• [Exercise directions]: Below are the records; collect from them each line containing the string "screenshot".

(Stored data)
--- --- ---

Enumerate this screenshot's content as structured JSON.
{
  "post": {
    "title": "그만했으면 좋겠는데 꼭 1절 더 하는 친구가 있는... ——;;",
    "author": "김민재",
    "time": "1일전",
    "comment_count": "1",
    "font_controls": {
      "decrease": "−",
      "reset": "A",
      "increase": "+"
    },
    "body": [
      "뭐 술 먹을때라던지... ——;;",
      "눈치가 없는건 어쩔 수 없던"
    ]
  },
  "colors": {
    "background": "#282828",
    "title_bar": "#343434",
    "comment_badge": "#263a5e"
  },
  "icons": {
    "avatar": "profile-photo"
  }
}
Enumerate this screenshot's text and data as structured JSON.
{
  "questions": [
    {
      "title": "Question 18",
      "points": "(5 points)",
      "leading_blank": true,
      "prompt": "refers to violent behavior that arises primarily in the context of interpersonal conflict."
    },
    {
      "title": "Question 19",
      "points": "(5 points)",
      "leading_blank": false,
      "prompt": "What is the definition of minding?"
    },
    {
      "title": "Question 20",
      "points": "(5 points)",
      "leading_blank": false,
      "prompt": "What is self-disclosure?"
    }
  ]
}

--- --- ---

• [Exercise answer]:
Enumerate this screenshot's content as structured JSON.
Enumerate this screenshot's text and data as structured JSON.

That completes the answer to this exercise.